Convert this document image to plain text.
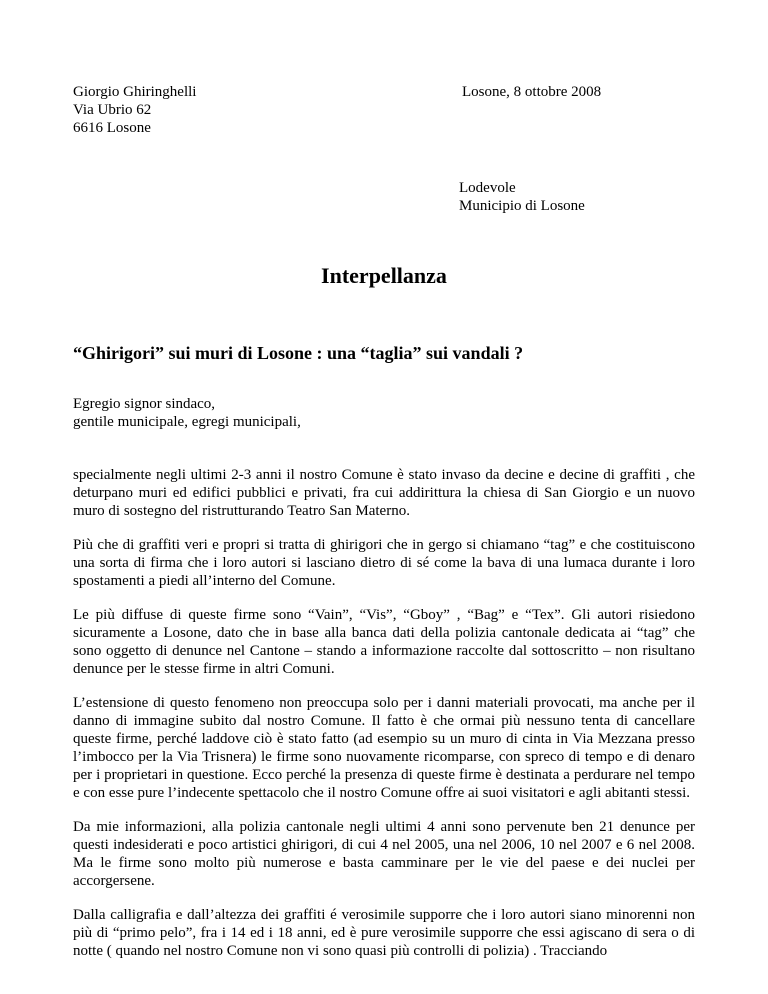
Giorgio Ghiringhelli
Via Ubrio 62
6616 Losone
Losone, 8 ottobre 2008
Lodevole
Municipio di Losone
Interpellanza
“Ghirigori” sui muri di Losone : una “taglia” sui vandali ?
Egregio signor sindaco,
gentile municipale, egregi municipali,

specialmente negli ultimi 2-3 anni il nostro Comune è stato invaso da decine e decine di graffiti , che deturpano muri ed edifici pubblici e privati, fra cui addirittura la chiesa di San Giorgio e un nuovo muro di sostegno del ristrutturando Teatro San Materno.

Più che di graffiti veri e propri si tratta di ghirigori che in gergo si chiamano “tag” e che costituiscono una sorta di firma che i loro autori si lasciano dietro di sé come la bava di una lumaca durante i loro spostamenti a piedi all’interno del Comune.

Le più diffuse di queste firme sono “Vain”, “Vis”, “Gboy” , “Bag” e “Tex”. Gli autori risiedono sicuramente a Losone, dato che in base alla banca dati della polizia cantonale dedicata ai “tag” che sono oggetto di denunce nel Cantone – stando a informazione raccolte dal sottoscritto – non risultano denunce per le stesse firme in altri Comuni.

L’estensione di questo fenomeno non preoccupa solo per i danni materiali provocati, ma anche per il danno di immagine subito dal nostro Comune. Il fatto è che ormai più nessuno tenta di cancellare queste firme, perché laddove ciò è stato fatto (ad esempio su un muro di cinta in Via Mezzana presso l’imbocco per la Via Trisnera) le firme sono nuovamente ricomparse, con spreco di tempo e di denaro per i proprietari in questione. Ecco perché la presenza di queste firme è destinata a perdurare nel tempo e con esse pure l’indecente spettacolo che il nostro Comune offre ai suoi visitatori e agli abitanti stessi.

Da mie informazioni, alla polizia cantonale negli ultimi 4 anni sono pervenute ben 21 denunce per questi indesiderati e poco artistici ghirigori, di cui 4 nel 2005, una nel 2006, 10 nel 2007 e 6 nel 2008. Ma le firme sono molto più numerose e basta camminare per le vie del paese e dei nuclei per accorgersene.

Dalla calligrafia e dall’altezza dei graffiti é verosimile supporre che i loro autori siano minorenni non più di “primo pelo”, fra i 14 ed i 18 anni, ed è pure verosimile supporre che essi agiscano di sera o di notte ( quando nel nostro Comune non vi sono quasi più controlli di polizia) . Tracciando
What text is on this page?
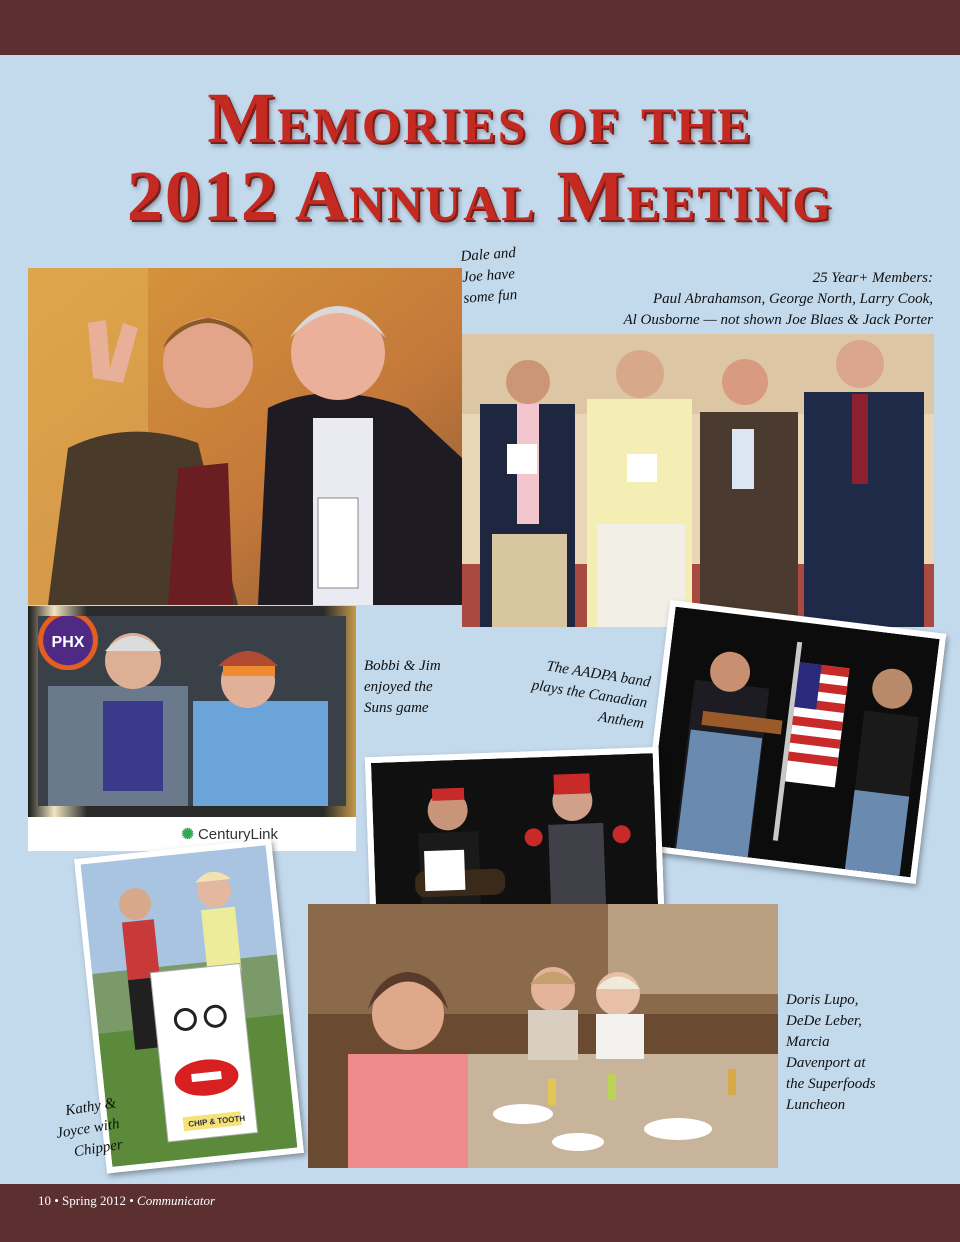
Memories of the
2012 Annual Meeting
Dale and
Joe have
some fun
25 Year+ Members:
Paul Abrahamson, George North, Larry Cook,
Al Ousborne — not shown Joe Blaes & Jack Porter
PHX
✺ CenturyLink
Bobbi & Jim
enjoyed the
Suns game
The AADPA band
plays the Canadian
Anthem
CHIP & TOOTH
Kathy &
Joyce with
Chipper
Doris Lupo,
DeDe Leber,
Marcia
Davenport at
the Superfoods
Luncheon
10 • Spring 2012 • Communicator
+===+
> _Aim_: Reproduce the listing exactly. Leave its pictures out.

> _Exercise solution_:
Convert this document image to plain text.
Giorgio Ghiringhelli
Via Ubrio 62
6616 Losone
Losone, 8 ottobre 2008
Lodevole
Municipio di Losone
Interpellanza
“Ghirigori” sui muri di Losone : una “taglia” sui vandali ?
Egregio signor sindaco,
gentile municipale, egregi municipali,

specialmente negli ultimi 2-3 anni il nostro Comune è stato invaso da decine e decine di graffiti , che deturpano muri ed edifici pubblici e privati, fra cui addirittura la chiesa di San Giorgio e un nuovo muro di sostegno del ristrutturando Teatro San Materno.

Più che di graffiti veri e propri si tratta di ghirigori che in gergo si chiamano “tag” e che costituiscono una sorta di firma che i loro autori si lasciano dietro di sé come la bava di una lumaca durante i loro spostamenti a piedi all’interno del Comune.

Le più diffuse di queste firme sono “Vain”, “Vis”, “Gboy” , “Bag” e “Tex”. Gli autori risiedono sicuramente a Losone, dato che in base alla banca dati della polizia cantonale dedicata ai “tag” che sono oggetto di denunce nel Cantone – stando a informazione raccolte dal sottoscritto – non risultano denunce per le stesse firme in altri Comuni.

L’estensione di questo fenomeno non preoccupa solo per i danni materiali provocati, ma anche per il danno di immagine subito dal nostro Comune. Il fatto è che ormai più nessuno tenta di cancellare queste firme, perché laddove ciò è stato fatto (ad esempio su un muro di cinta in Via Mezzana presso l’imbocco per la Via Trisnera) le firme sono nuovamente ricomparse, con spreco di tempo e di denaro per i proprietari in questione. Ecco perché la presenza di queste firme è destinata a perdurare nel tempo e con esse pure l’indecente spettacolo che il nostro Comune offre ai suoi visitatori e agli abitanti stessi.

Da mie informazioni, alla polizia cantonale negli ultimi 4 anni sono pervenute ben 21 denunce per questi indesiderati e poco artistici ghirigori, di cui 4 nel 2005, una nel 2006, 10 nel 2007 e 6 nel 2008. Ma le firme sono molto più numerose e basta camminare per le vie del paese e dei nuclei per accorgersene.

Dalla calligrafia e dall’altezza dei graffiti é verosimile supporre che i loro autori siano minorenni non più di “primo pelo”, fra i 14 ed i 18 anni, ed è pure verosimile supporre che essi agiscano di sera o di notte ( quando nel nostro Comune non vi sono quasi più controlli di polizia) . Tracciando
What text is on this page?
Memories of the
2012 Annual Meeting
Dale and
Joe have
some fun
25 Year+ Members:
Paul Abrahamson, George North, Larry Cook,
Al Ousborne — not shown Joe Blaes & Jack Porter
PHX
✺ CenturyLink
Bobbi & Jim
enjoyed the
Suns game
The AADPA band
plays the Canadian
Anthem
CHIP & TOOTH
Kathy &
Joyce with
Chipper
Doris Lupo,
DeDe Leber,
Marcia
Davenport at
the Superfoods
Luncheon
10 • Spring 2012 • Communicator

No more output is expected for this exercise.